• THE REQUEST:
Whenever a line below holds the word "ストラップの芯が見えていない", copy that line.

⟨

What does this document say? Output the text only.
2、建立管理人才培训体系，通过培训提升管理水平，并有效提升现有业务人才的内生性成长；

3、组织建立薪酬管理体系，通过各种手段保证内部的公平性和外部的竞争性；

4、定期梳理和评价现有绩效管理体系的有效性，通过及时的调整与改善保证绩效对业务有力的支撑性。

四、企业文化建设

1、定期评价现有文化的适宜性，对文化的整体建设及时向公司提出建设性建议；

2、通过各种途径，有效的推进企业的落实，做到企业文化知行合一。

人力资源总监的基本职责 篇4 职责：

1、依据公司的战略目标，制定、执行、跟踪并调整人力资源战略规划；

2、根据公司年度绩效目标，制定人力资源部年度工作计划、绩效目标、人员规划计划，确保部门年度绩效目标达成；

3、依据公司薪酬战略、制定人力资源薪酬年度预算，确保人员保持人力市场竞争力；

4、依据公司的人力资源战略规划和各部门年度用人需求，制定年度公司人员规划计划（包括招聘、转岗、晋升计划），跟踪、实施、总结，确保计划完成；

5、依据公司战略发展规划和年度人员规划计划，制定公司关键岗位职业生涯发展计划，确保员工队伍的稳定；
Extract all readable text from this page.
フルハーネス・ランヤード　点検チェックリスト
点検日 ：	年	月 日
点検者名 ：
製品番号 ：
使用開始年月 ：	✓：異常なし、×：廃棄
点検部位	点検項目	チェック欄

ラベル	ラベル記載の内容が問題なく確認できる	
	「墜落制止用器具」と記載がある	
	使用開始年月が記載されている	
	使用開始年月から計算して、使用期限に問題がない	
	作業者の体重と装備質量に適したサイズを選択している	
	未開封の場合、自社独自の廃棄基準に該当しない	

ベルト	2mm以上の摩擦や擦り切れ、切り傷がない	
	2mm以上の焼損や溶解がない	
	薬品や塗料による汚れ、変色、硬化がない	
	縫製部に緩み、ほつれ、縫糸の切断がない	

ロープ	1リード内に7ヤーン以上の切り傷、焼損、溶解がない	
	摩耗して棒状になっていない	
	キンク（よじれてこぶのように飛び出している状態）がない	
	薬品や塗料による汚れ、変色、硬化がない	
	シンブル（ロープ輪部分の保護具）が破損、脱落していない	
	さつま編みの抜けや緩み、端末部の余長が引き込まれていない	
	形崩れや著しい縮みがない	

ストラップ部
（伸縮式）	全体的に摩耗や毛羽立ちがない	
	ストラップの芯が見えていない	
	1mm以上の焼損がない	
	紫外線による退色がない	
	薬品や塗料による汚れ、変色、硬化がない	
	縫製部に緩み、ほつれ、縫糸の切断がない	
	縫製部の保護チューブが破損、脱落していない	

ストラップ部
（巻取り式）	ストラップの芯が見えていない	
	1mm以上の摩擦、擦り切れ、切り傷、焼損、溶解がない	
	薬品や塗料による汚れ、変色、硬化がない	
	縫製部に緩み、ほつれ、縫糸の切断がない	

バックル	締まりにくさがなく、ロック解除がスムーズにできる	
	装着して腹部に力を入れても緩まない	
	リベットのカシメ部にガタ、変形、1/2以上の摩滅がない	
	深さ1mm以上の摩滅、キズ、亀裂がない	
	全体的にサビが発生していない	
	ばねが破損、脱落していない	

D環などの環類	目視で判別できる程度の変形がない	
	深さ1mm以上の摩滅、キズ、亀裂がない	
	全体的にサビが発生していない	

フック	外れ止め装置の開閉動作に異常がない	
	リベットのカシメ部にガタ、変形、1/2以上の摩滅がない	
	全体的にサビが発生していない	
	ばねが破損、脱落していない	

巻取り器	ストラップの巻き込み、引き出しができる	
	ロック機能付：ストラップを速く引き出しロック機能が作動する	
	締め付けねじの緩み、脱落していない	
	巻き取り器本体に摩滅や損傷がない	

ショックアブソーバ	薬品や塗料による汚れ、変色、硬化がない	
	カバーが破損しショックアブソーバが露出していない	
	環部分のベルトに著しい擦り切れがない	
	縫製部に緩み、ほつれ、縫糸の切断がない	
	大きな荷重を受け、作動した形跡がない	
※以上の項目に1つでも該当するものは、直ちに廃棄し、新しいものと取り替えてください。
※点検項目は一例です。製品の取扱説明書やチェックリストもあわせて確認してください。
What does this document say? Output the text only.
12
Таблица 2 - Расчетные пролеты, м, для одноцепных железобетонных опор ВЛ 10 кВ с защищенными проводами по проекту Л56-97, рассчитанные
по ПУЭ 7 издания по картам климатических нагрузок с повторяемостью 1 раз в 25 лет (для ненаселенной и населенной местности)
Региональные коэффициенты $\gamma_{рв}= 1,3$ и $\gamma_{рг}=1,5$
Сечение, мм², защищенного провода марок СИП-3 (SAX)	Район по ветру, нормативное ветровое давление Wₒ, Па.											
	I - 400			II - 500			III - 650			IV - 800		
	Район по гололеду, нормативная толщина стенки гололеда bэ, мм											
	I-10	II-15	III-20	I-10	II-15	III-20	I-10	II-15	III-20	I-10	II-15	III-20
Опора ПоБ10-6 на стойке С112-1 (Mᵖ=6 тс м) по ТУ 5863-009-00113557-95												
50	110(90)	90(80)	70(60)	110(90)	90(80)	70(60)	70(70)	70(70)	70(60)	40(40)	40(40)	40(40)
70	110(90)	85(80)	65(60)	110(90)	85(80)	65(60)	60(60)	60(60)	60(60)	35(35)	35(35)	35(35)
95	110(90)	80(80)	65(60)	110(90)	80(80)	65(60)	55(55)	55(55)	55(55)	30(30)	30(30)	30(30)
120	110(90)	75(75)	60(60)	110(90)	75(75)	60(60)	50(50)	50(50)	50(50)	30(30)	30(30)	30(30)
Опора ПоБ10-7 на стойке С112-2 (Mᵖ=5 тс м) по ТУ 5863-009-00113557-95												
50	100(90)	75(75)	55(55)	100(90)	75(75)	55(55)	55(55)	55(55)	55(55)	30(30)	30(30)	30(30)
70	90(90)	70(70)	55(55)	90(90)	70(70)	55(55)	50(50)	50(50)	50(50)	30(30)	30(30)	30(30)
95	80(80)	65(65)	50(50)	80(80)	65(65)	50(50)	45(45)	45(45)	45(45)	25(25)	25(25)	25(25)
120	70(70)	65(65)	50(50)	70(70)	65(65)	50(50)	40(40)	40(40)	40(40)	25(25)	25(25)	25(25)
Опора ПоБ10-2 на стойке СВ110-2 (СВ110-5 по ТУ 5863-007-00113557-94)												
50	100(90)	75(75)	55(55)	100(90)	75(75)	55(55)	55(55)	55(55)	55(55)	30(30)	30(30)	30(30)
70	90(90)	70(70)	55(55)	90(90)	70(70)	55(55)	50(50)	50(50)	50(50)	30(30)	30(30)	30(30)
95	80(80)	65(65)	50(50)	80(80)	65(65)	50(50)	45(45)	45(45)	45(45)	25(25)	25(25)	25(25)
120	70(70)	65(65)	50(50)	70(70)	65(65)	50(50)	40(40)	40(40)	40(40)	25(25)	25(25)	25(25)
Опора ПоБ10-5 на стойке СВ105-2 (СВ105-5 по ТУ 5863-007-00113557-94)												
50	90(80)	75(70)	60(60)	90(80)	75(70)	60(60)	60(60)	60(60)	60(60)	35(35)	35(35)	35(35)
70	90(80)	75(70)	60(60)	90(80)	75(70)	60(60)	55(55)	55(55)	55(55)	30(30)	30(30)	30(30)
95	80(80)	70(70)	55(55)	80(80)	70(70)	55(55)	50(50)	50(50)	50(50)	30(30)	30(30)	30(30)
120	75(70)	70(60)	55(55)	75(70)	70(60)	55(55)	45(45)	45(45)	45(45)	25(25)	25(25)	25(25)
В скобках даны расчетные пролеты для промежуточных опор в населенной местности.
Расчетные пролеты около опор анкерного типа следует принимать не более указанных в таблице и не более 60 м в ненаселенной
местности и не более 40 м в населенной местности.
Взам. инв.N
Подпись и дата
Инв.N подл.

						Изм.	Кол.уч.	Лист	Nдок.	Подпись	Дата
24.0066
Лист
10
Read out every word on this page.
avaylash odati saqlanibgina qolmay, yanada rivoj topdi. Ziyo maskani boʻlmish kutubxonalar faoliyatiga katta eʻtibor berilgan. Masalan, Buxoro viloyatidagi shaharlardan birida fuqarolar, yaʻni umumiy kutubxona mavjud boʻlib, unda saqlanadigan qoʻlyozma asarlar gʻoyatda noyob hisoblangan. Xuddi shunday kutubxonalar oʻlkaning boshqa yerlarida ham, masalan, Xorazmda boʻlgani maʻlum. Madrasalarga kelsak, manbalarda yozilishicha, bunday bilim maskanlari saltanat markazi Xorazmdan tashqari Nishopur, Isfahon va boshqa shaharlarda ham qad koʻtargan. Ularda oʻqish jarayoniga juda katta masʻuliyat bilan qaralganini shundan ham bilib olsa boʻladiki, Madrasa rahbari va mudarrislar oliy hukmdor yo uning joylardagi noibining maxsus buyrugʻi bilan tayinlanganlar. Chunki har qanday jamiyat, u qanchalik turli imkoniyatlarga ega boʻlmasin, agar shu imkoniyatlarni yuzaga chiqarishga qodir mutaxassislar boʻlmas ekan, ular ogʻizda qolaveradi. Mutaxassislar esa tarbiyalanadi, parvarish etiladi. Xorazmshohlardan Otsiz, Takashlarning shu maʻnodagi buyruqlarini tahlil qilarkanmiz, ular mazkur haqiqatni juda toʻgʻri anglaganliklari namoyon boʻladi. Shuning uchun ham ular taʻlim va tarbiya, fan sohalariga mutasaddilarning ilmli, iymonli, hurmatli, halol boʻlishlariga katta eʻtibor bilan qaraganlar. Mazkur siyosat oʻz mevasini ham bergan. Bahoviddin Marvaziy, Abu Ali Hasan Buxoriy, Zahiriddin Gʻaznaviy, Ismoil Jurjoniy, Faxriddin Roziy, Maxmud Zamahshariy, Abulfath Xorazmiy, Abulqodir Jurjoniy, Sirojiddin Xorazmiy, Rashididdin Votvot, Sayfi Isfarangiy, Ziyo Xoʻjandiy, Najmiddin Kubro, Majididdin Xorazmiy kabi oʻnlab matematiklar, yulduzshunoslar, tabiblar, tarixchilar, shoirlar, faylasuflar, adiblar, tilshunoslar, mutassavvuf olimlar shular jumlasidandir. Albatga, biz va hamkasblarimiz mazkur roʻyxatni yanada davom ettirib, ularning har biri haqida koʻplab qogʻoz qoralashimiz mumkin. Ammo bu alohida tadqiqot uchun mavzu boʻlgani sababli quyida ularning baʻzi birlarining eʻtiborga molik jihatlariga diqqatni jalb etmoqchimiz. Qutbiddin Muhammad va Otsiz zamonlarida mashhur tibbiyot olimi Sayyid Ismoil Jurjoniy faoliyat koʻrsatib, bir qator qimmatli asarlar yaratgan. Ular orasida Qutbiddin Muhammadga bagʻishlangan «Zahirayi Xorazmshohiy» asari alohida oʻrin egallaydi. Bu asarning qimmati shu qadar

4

⟩

• SOLUTION FOR THIS TASK:
	ストラップの芯が見えていない	
（巻取り式）	ストラップの芯が見えていない	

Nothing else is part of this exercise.